§ **TASK DESCRIPTION**:
Report the count of lines below that include "melakukan", without any other text.

§ **ENTRIES PROVIDED**:
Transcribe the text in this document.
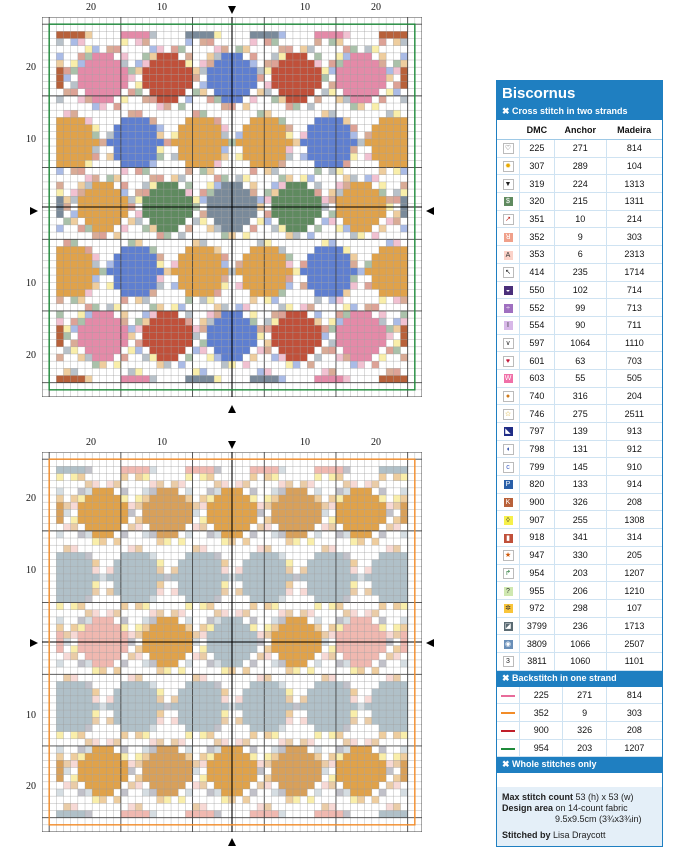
20	10	10	20
20
10
10
20
20	10	10	20
20
10
10
20
Biscornus
✖ Cross stitch in two strands
	DMC	Anchor	Madeira
♡	225	271	814
✹	307	289	104
▼	319	224	1313
$	320	215	1311
↗	351	10	214
ꓤ	352	9	303
A	353	6	2313
↖	414	235	1714
◒	550	102	714
÷	552	99	713
I	554	90	711
∨	597	1064	1110
♥	601	63	703
W	603	55	505
●	740	316	204
☆	746	275	2511
◣	797	139	913
◖	798	131	912
c	799	145	910
P	820	133	914
K	900	326	208
◊	907	255	1308
▮	918	341	314
★	947	330	205
↱	954	203	1207
?	955	206	1210
✲	972	298	107
◪	3799	236	1713
◉	3809	1066	2507
3	3811	1060	1101
✖ Backstitch in one strand
	225	271	814
	352	9	303
	900	326	208
	954	203	1207
✖ Whole stitches only
Max stitch count 53 (h) x 53 (w)
Design area on 14-count fabric
9.5x9.5cm (3¾x3¾in)
Stitched by Lisa Draycott
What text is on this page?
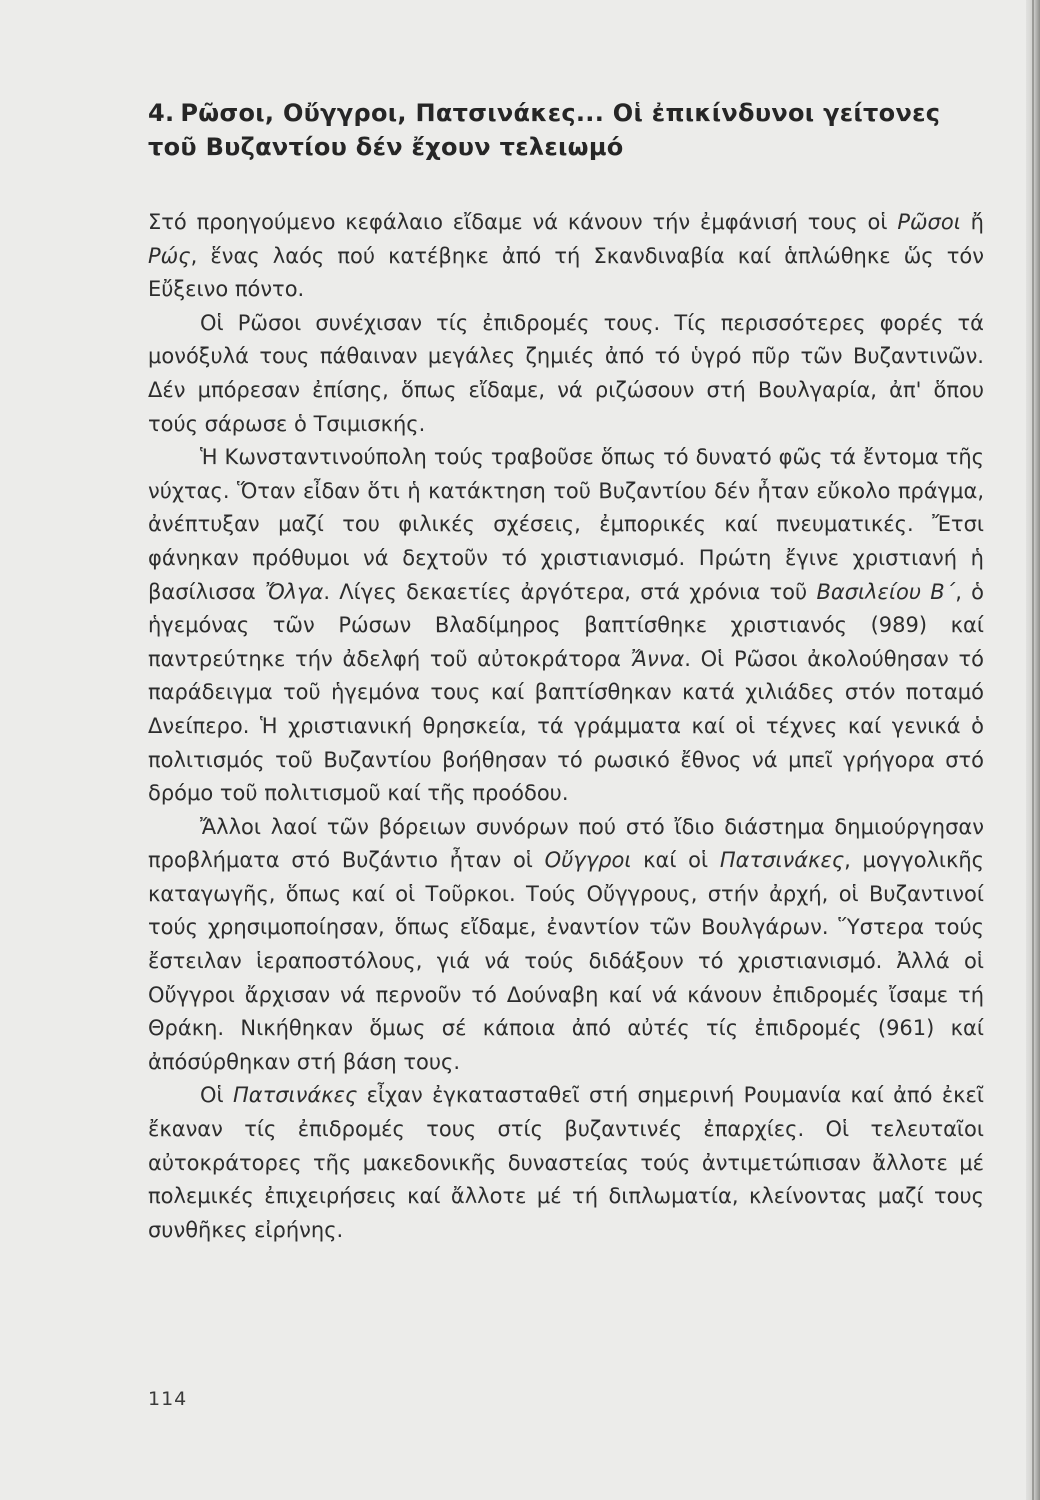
4. Ρῶσοι, Οὔγγροι, Πατσινάκες... Οἱ ἐπικίνδυνοι γείτονες τοῦ Βυζαντίου δέν ἔχουν τελειωμό

Στό προηγούμενο κεφάλαιο εἴδαμε νά κάνουν τήν ἐμφάνισή τους οἱ Ρῶσοι ἤ Ρώς, ἕνας λαός πού κατέβηκε ἀπό τή Σκανδιναβία καί ἁπλώθηκε ὥς τόν Εὔξεινο πόντο.

Οἱ Ρῶσοι συνέχισαν τίς ἐπιδρομές τους. Τίς περισσότερες φορές τά μονόξυλά τους πάθαιναν μεγάλες ζημιές ἀπό τό ὑγρό πῦρ τῶν Βυζαντινῶν. Δέν μπόρεσαν ἐπίσης, ὅπως εἴδαμε, νά ριζώσουν στή Βουλγαρία, ἀπ' ὅπου τούς σάρωσε ὁ Τσιμισκής.

Ἡ Κωνσταντινούπολη τούς τραβοῦσε ὅπως τό δυνατό φῶς τά ἔντομα τῆς νύχτας. Ὅταν εἶδαν ὅτι ἡ κατάκτηση τοῦ Βυζαντίου δέν ἦταν εὔκολο πράγμα, ἀνέπτυξαν μαζί του φιλικές σχέσεις, ἐμπορικές καί πνευματικές. Ἔτσι φάνηκαν πρόθυμοι νά δεχτοῦν τό χριστιανισμό. Πρώτη ἔγινε χριστιανή ἡ βασίλισσα Ὄλγα. Λίγες δεκαετίες ἀργότερα, στά χρόνια τοῦ Βασιλείου Β΄, ὁ ἡγεμόνας τῶν Ρώσων Βλαδίμηρος βαπτίσθηκε χριστιανός (989) καί παντρεύτηκε τήν ἀδελφή τοῦ αὐτοκράτορα Ἄννα. Οἱ Ρῶσοι ἀκολούθησαν τό παράδειγμα τοῦ ἡγεμόνα τους καί βαπτίσθηκαν κατά χιλιάδες στόν ποταμό Δνείπερο. Ἡ χριστιανική θρησκεία, τά γράμματα καί οἱ τέχνες καί γενικά ὁ πολιτισμός τοῦ Βυζαντίου βοήθησαν τό ρωσικό ἔθνος νά μπεῖ γρήγορα στό δρόμο τοῦ πολιτισμοῦ καί τῆς προόδου.

Ἄλλοι λαοί τῶν βόρειων συνόρων πού στό ἴδιο διάστημα δημιούργησαν προβλήματα στό Βυζάντιο ἦταν οἱ Οὔγγροι καί οἱ Πατσινάκες, μογγολικῆς καταγωγῆς, ὅπως καί οἱ Τοῦρκοι. Τούς Οὔγγρους, στήν ἀρχή, οἱ Βυζαντινοί τούς χρησιμοποίησαν, ὅπως εἴδαμε, ἐναντίον τῶν Βουλγάρων. Ὕστερα τούς ἔστειλαν ἱεραποστόλους, γιά νά τούς διδάξουν τό χριστιανισμό. Ἀλλά οἱ Οὔγγροι ἄρχισαν νά περνοῦν τό Δούναβη καί νά κάνουν ἐπιδρομές ἴσαμε τή Θράκη. Νικήθηκαν ὅμως σέ κάποια ἀπό αὐτές τίς ἐπιδρομές (961) καί ἀπόσύρθηκαν στή βάση τους.

Οἱ Πατσινάκες εἶχαν ἐγκατασταθεῖ στή σημερινή Ρουμανία καί ἀπό ἐκεῖ ἔκαναν τίς ἐπιδρομές τους στίς βυζαντινές ἐπαρχίες. Οἱ τελευταῖοι αὐτοκράτορες τῆς μακεδονικῆς δυναστείας τούς ἀντιμετώπισαν ἄλλοτε μέ πολεμικές ἐπιχειρήσεις καί ἄλλοτε μέ τή διπλωματία, κλείνοντας μαζί τους συνθῆκες εἰρήνης.

114
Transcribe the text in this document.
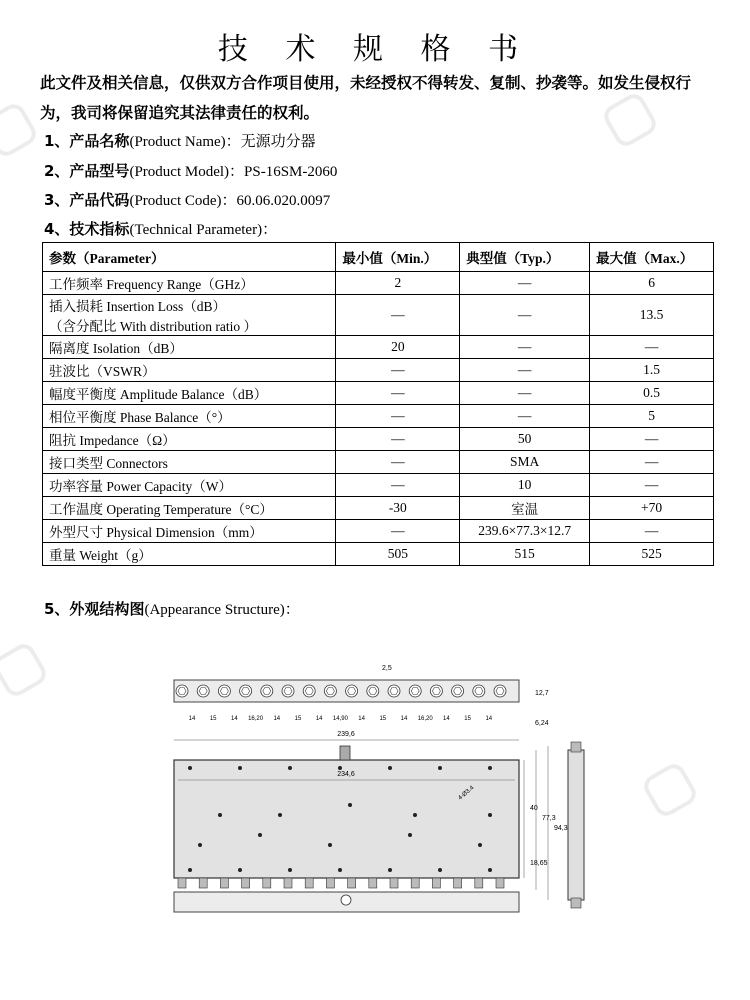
技 术 规 格 书
此文件及相关信息，仅供双方合作项目使用，未经授权不得转发、复制、抄袭等。如发生侵权行为，我司将保留追究其法律责任的权利。
1、产品名称(Product Name)：无源功分器
2、产品型号(Product Model)：PS-16SM-2060
3、产品代码(Product Code)：60.06.020.0097
4、技术指标(Technical Parameter)：
参数（Parameter）	最小值（Min.）	典型值（Typ.）	最大值（Max.）

工作频率 Frequency Range（GHz）	2	—	6

插入损耗 Insertion Loss（dB）
（含分配比 With distribution ratio ）	—	—	13.5

隔离度 Isolation（dB）	20	—	—

驻波比（VSWR）	—	—	1.5

幅度平衡度 Amplitude Balance（dB）	—	—	0.5

相位平衡度 Phase Balance（°）	—	—	5

阻抗 Impedance（Ω）	—	50	—

接口类型 Connectors	—	SMA	—

功率容量 Power Capacity（W）	—	10	—

工作温度 Operating Temperature（°C）	-30	室温	+70

外型尺寸 Physical Dimension（mm）	—	239.6×77.3×12.7	—

重量 Weight（g）	505	515	525
5、外观结构图(Appearance Structure)：
14 15 14 16,20 14 15 14 14,90 14 15 14 16,20 14 15 14
239,6
12,7
6,24
2,5
234,6
4-Ø3.4
40
77,3
94,3
18,65
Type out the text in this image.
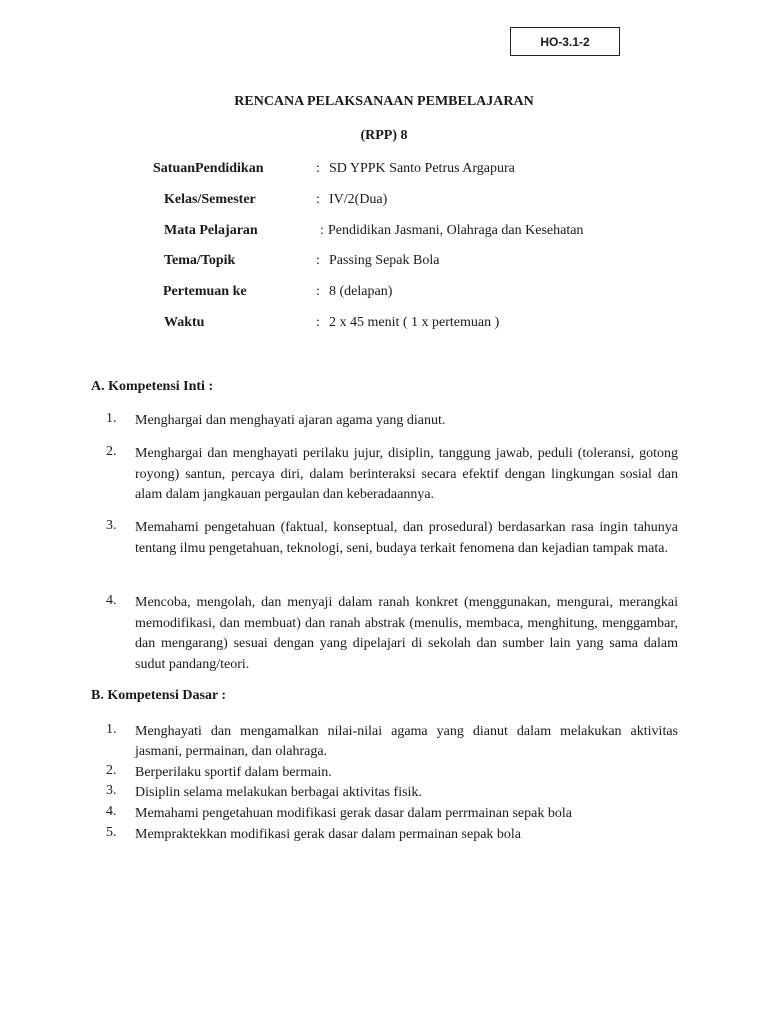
HO-3.1-2
RENCANA PELAKSANAAN PEMBELAJARAN
(RPP) 8
SatuanPendidikan	: SD YPPK Santo Petrus Argapura
Kelas/Semester	: IV/2(Dua)
Mata Pelajaran	: Pendidikan Jasmani, Olahraga dan Kesehatan
Tema/Topik	: Passing Sepak Bola
Pertemuan ke	: 8 (delapan)
Waktu	: 2 x 45 menit ( 1 x pertemuan )
A. Kompetensi Inti :
1. Menghargai dan menghayati ajaran agama yang dianut.
2. Menghargai dan menghayati perilaku jujur, disiplin, tanggung jawab, peduli (toleransi, gotong royong) santun, percaya diri, dalam berinteraksi secara efektif dengan lingkungan sosial dan alam dalam jangkauan pergaulan dan keberadaannya.
3. Memahami pengetahuan (faktual, konseptual, dan prosedural) berdasarkan rasa ingin tahunya tentang ilmu pengetahuan, teknologi, seni, budaya terkait fenomena dan kejadian tampak mata.
4. Mencoba, mengolah, dan menyaji dalam ranah konkret (menggunakan, mengurai, merangkai memodifikasi, dan membuat) dan ranah abstrak (menulis, membaca, menghitung, menggambar, dan mengarang) sesuai dengan yang dipelajari di sekolah dan sumber lain yang sama dalam sudut pandang/teori.
B. Kompetensi Dasar :
1. Menghayati dan mengamalkan nilai-nilai agama yang dianut dalam melakukan aktivitas jasmani, permainan, dan olahraga.
2. Berperilaku sportif dalam bermain.
3. Disiplin selama melakukan berbagai aktivitas fisik.
4. Memahami pengetahuan modifikasi gerak dasar dalam perrmainan sepak bola
5. Mempraktekkan modifikasi gerak dasar dalam permainan sepak bola
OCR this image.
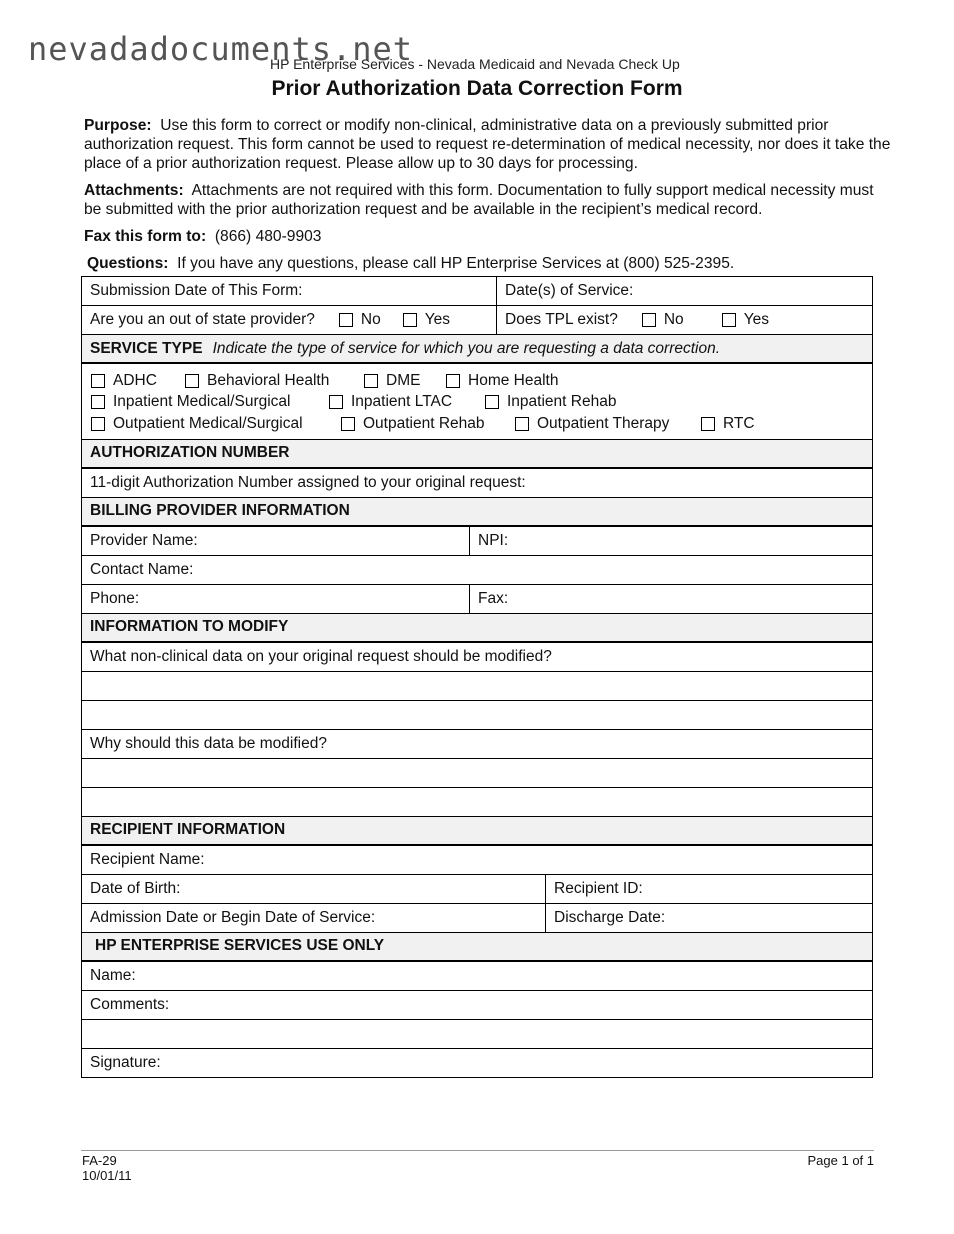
nevadadocuments.net
HP Enterprise Services - Nevada Medicaid and Nevada Check Up
Prior Authorization Data Correction Form
Purpose: Use this form to correct or modify non-clinical, administrative data on a previously submitted prior authorization request. This form cannot be used to request re-determination of medical necessity, nor does it take the place of a prior authorization request. Please allow up to 30 days for processing.
Attachments: Attachments are not required with this form. Documentation to fully support medical necessity must be submitted with the prior authorization request and be available in the recipient’s medical record.
Fax this form to: (866) 480-9903
Questions: If you have any questions, please call HP Enterprise Services at (800) 525-2395.
Submission Date of This Form:	Date(s) of Service:
Are you an out of state provider?	No	Yes	Does TPL exist?	No	Yes
SERVICE TYPE Indicate the type of service for which you are requesting a data correction.
ADHC	Behavioral Health	DME	Home Health
Inpatient Medical/Surgical	Inpatient LTAC	Inpatient Rehab
Outpatient Medical/Surgical	Outpatient Rehab	Outpatient Therapy	RTC
AUTHORIZATION NUMBER
11-digit Authorization Number assigned to your original request:
BILLING PROVIDER INFORMATION
Provider Name:	NPI:
Contact Name:
Phone:	Fax:
INFORMATION TO MODIFY
What non-clinical data on your original request should be modified?
Why should this data be modified?
RECIPIENT INFORMATION
Recipient Name:
Date of Birth:	Recipient ID:
Admission Date or Begin Date of Service:	Discharge Date:
HP ENTERPRISE SERVICES USE ONLY
Name:
Comments:
Signature:
FA-29
10/01/11
Page 1 of 1
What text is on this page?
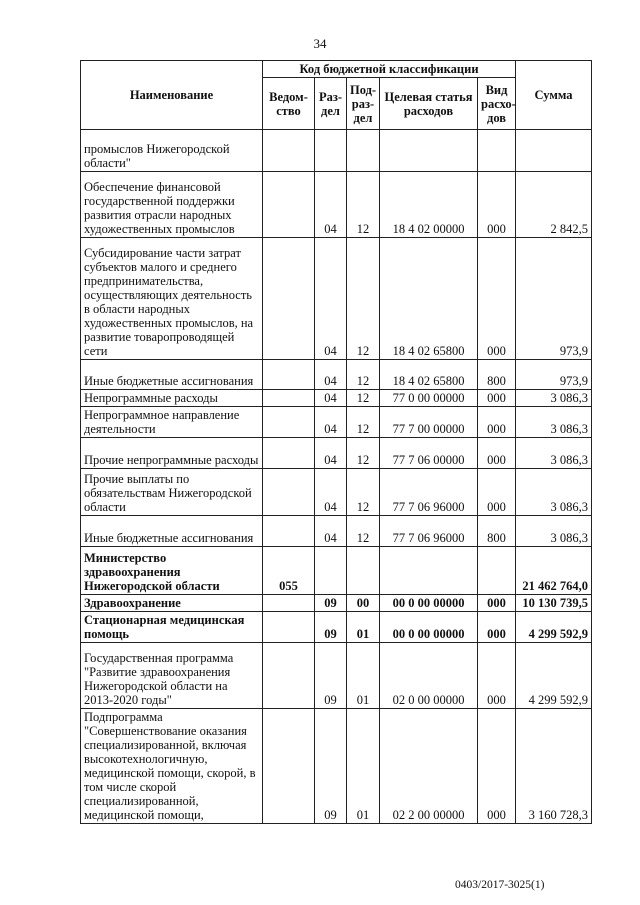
34
Наименование	Код бюджетной классификации					Сумма
	Ведом-ство	Раз-дел	Под-раз-дел	Целевая статья расходов	Вид расхо-дов	
промыслов Нижегородской области"						
Обеспечение финансовой государственной поддержки развития отрасли народных художественных промыслов		04	12	18 4 02 00000	000	2 842,5
Субсидирование части затрат субъектов малого и среднего предпринимательства, осуществляющих деятельность в области народных художественных промыслов, на развитие товаропроводящей сети		04	12	18 4 02 65800	000	973,9
Иные бюджетные ассигнования		04	12	18 4 02 65800	800	973,9
Непрограммные расходы		04	12	77 0 00 00000	000	3 086,3
Непрограммное направление деятельности		04	12	77 7 00 00000	000	3 086,3
Прочие непрограммные расходы		04	12	77 7 06 00000	000	3 086,3
Прочие выплаты по обязательствам Нижегородской области		04	12	77 7 06 96000	000	3 086,3
Иные бюджетные ассигнования		04	12	77 7 06 96000	800	3 086,3
Министерство здравоохранения Нижегородской области	055					21 462 764,0
Здравоохранение		09	00	00 0 00 00000	000	10 130 739,5
Стационарная медицинская помощь		09	01	00 0 00 00000	000	4 299 592,9
Государственная программа "Развитие здравоохранения Нижегородской области на 2013-2020 годы"		09	01	02 0 00 00000	000	4 299 592,9
Подпрограмма "Совершенствование оказания специализированной, включая высокотехнологичную, медицинской помощи, скорой, в том числе скорой специализированной, медицинской помощи,		09	01	02 2 00 00000	000	3 160 728,3
0403/2017-3025(1)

§ **REPLY TO THE TASK**:
2